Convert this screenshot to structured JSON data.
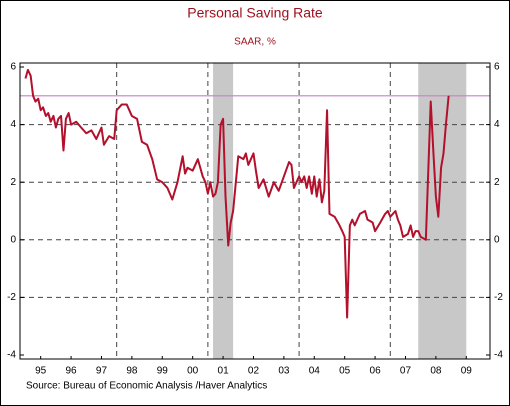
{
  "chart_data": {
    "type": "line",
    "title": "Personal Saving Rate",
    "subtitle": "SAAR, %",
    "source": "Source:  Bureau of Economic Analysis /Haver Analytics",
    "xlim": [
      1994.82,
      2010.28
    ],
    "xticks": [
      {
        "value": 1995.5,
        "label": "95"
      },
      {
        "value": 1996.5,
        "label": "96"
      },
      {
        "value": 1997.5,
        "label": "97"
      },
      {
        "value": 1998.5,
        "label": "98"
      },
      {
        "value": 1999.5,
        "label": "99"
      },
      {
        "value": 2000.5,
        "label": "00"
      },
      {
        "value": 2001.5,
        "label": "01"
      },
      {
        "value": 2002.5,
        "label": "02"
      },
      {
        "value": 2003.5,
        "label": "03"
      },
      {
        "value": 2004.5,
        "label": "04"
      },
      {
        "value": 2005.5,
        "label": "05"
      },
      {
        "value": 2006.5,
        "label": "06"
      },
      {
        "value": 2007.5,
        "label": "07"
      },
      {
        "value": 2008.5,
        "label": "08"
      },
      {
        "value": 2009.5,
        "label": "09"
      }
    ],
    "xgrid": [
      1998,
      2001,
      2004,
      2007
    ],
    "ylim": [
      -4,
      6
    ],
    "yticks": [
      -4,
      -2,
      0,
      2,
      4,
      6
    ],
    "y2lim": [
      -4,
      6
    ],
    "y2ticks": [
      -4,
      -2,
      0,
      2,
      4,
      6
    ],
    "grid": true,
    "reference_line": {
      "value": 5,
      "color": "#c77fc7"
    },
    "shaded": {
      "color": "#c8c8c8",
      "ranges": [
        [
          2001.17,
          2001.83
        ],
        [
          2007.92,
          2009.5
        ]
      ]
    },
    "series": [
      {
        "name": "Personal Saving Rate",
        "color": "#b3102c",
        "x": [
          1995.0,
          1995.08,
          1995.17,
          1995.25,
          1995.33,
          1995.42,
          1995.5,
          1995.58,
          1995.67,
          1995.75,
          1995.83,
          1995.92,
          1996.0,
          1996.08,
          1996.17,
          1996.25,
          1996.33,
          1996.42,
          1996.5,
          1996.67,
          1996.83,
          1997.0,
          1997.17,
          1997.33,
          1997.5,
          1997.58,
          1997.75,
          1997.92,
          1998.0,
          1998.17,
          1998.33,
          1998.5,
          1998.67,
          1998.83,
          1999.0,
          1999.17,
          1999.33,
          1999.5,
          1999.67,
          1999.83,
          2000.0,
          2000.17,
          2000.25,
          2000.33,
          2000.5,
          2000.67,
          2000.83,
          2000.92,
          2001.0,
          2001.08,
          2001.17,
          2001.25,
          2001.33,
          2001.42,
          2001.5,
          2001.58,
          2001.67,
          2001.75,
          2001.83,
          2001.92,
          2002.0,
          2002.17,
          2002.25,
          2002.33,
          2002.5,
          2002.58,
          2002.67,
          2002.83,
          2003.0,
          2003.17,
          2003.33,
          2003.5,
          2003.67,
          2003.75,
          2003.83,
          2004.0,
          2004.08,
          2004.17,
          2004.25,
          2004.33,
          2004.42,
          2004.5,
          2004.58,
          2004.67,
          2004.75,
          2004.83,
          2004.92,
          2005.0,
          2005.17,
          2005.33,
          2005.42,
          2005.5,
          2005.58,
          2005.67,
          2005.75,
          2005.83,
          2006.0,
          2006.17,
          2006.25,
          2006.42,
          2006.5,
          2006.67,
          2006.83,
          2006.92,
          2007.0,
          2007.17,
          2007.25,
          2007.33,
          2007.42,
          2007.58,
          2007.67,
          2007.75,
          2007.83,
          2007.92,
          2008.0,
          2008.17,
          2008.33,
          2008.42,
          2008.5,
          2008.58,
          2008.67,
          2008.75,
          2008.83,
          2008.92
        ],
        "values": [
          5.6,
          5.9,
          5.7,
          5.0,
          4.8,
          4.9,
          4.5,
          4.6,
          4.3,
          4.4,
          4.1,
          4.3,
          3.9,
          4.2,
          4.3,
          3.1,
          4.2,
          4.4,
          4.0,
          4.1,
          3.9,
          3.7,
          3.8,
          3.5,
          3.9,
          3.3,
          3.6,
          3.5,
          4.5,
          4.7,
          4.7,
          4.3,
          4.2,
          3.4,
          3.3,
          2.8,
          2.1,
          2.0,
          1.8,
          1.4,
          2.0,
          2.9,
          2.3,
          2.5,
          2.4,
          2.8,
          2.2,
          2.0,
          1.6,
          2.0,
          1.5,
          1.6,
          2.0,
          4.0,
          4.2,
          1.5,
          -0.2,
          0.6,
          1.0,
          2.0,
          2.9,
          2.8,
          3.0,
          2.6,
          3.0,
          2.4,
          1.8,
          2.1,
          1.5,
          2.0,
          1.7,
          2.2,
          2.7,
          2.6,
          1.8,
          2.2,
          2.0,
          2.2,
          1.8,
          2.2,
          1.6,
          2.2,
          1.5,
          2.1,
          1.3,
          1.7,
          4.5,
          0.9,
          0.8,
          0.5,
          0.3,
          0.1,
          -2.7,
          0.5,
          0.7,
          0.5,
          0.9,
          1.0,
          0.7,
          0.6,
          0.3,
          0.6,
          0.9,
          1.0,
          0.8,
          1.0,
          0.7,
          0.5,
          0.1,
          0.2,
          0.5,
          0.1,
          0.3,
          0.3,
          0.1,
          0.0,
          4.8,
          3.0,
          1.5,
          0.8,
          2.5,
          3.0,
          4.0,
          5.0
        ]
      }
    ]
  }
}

+++++

Transcribe every entry word for word, but skip the pictures.

### ANSWER TO THIS EXERCISE
Convert this screenshot to structured JSON data.
{
  "chart_data": {
    "type": "line",
    "title": "Personal Saving Rate",
    "subtitle": "SAAR, %",
    "source": "Source:  Bureau of Economic Analysis /Haver Analytics",
    "xlim": [
      1994.82,
      2010.28
    ],
    "xticks": [
      {
        "value": 1995.5,
        "label": "95"
      },
      {
        "value": 1996.5,
        "label": "96"
      },
      {
        "value": 1997.5,
        "label": "97"
      },
      {
        "value": 1998.5,
        "label": "98"
      },
      {
        "value": 1999.5,
        "label": "99"
      },
      {
        "value": 2000.5,
        "label": "00"
      },
      {
        "value": 2001.5,
        "label": "01"
      },
      {
        "value": 2002.5,
        "label": "02"
      },
      {
        "value": 2003.5,
        "label": "03"
      },
      {
        "value": 2004.5,
        "label": "04"
      },
      {
        "value": 2005.5,
        "label": "05"
      },
      {
        "value": 2006.5,
        "label": "06"
      },
      {
        "value": 2007.5,
        "label": "07"
      },
      {
        "value": 2008.5,
        "label": "08"
      },
      {
        "value": 2009.5,
        "label": "09"
      }
    ],
    "xgrid": [
      1998,
      2001,
      2004,
      2007
    ],
    "ylim": [
      -4,
      6
    ],
    "yticks": [
      -4,
      -2,
      0,
      2,
      4,
      6
    ],
    "y2lim": [
      -4,
      6
    ],
    "y2ticks": [
      -4,
      -2,
      0,
      2,
      4,
      6
    ],
    "grid": true,
    "reference_line": {
      "value": 5,
      "color": "#c77fc7"
    },
    "shaded": {
      "color": "#c8c8c8",
      "ranges": [
        [
          2001.17,
          2001.83
        ],
        [
          2007.92,
          2009.5
        ]
      ]
    },
    "series": [
      {
        "name": "Personal Saving Rate",
        "color": "#b3102c",
        "x": [
          1995.0,
          1995.08,
          1995.17,
          1995.25,
          1995.33,
          1995.42,
          1995.5,
          1995.58,
          1995.67,
          1995.75,
          1995.83,
          1995.92,
          1996.0,
          1996.08,
          1996.17,
          1996.25,
          1996.33,
          1996.42,
          1996.5,
          1996.67,
          1996.83,
          1997.0,
          1997.17,
          1997.33,
          1997.5,
          1997.58,
          1997.75,
          1997.92,
          1998.0,
          1998.17,
          1998.33,
          1998.5,
          1998.67,
          1998.83,
          1999.0,
          1999.17,
          1999.33,
          1999.5,
          1999.67,
          1999.83,
          2000.0,
          2000.17,
          2000.25,
          2000.33,
          2000.5,
          2000.67,
          2000.83,
          2000.92,
          2001.0,
          2001.08,
          2001.17,
          2001.25,
          2001.33,
          2001.42,
          2001.5,
          2001.58,
          2001.67,
          2001.75,
          2001.83,
          2001.92,
          2002.0,
          2002.17,
          2002.25,
          2002.33,
          2002.5,
          2002.58,
          2002.67,
          2002.83,
          2003.0,
          2003.17,
          2003.33,
          2003.5,
          2003.67,
          2003.75,
          2003.83,
          2004.0,
          2004.08,
          2004.17,
          2004.25,
          2004.33,
          2004.42,
          2004.5,
          2004.58,
          2004.67,
          2004.75,
          2004.83,
          2004.92,
          2005.0,
          2005.17,
          2005.33,
          2005.42,
          2005.5,
          2005.58,
          2005.67,
          2005.75,
          2005.83,
          2006.0,
          2006.17,
          2006.25,
          2006.42,
          2006.5,
          2006.67,
          2006.83,
          2006.92,
          2007.0,
          2007.17,
          2007.25,
          2007.33,
          2007.42,
          2007.58,
          2007.67,
          2007.75,
          2007.83,
          2007.92,
          2008.0,
          2008.17,
          2008.33,
          2008.42,
          2008.5,
          2008.58,
          2008.67,
          2008.75,
          2008.83,
          2008.92
        ],
        "values": [
          5.6,
          5.9,
          5.7,
          5.0,
          4.8,
          4.9,
          4.5,
          4.6,
          4.3,
          4.4,
          4.1,
          4.3,
          3.9,
          4.2,
          4.3,
          3.1,
          4.2,
          4.4,
          4.0,
          4.1,
          3.9,
          3.7,
          3.8,
          3.5,
          3.9,
          3.3,
          3.6,
          3.5,
          4.5,
          4.7,
          4.7,
          4.3,
          4.2,
          3.4,
          3.3,
          2.8,
          2.1,
          2.0,
          1.8,
          1.4,
          2.0,
          2.9,
          2.3,
          2.5,
          2.4,
          2.8,
          2.2,
          2.0,
          1.6,
          2.0,
          1.5,
          1.6,
          2.0,
          4.0,
          4.2,
          1.5,
          -0.2,
          0.6,
          1.0,
          2.0,
          2.9,
          2.8,
          3.0,
          2.6,
          3.0,
          2.4,
          1.8,
          2.1,
          1.5,
          2.0,
          1.7,
          2.2,
          2.7,
          2.6,
          1.8,
          2.2,
          2.0,
          2.2,
          1.8,
          2.2,
          1.6,
          2.2,
          1.5,
          2.1,
          1.3,
          1.7,
          4.5,
          0.9,
          0.8,
          0.5,
          0.3,
          0.1,
          -2.7,
          0.5,
          0.7,
          0.5,
          0.9,
          1.0,
          0.7,
          0.6,
          0.3,
          0.6,
          0.9,
          1.0,
          0.8,
          1.0,
          0.7,
          0.5,
          0.1,
          0.2,
          0.5,
          0.1,
          0.3,
          0.3,
          0.1,
          0.0,
          4.8,
          3.0,
          1.5,
          0.8,
          2.5,
          3.0,
          4.0,
          5.0
        ]
      }
    ]
  }
}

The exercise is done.